**WORK TO DO:**
Set down all of the data exactly as it appears.

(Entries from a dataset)

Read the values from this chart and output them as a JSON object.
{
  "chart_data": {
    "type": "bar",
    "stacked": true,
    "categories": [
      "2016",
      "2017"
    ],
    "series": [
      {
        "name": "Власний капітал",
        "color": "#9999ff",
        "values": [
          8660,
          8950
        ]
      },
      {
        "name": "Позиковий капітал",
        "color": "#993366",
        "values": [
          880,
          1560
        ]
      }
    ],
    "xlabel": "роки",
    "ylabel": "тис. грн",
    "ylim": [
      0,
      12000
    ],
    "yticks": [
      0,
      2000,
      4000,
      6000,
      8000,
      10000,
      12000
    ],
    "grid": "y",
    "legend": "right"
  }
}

**WRITTEN RESPONSE:**
Read the values from this chart and output them as a JSON object.
{
  "chart_data": {
    "type": "bar",
    "stacked": true,
    "categories": [
      "2016",
      "2017"
    ],
    "series": [
      {
        "name": "Власний капітал",
        "color": "#9999ff",
        "values": [
          8660,
          8950
        ]
      },
      {
        "name": "Позиковий капітал",
        "color": "#993366",
        "values": [
          880,
          1560
        ]
      }
    ],
    "xlabel": "роки",
    "ylabel": "тис. грн",
    "ylim": [
      0,
      12000
    ],
    "yticks": [
      0,
      2000,
      4000,
      6000,
      8000,
      10000,
      12000
    ],
    "grid": "y",
    "legend": "right"
  }
}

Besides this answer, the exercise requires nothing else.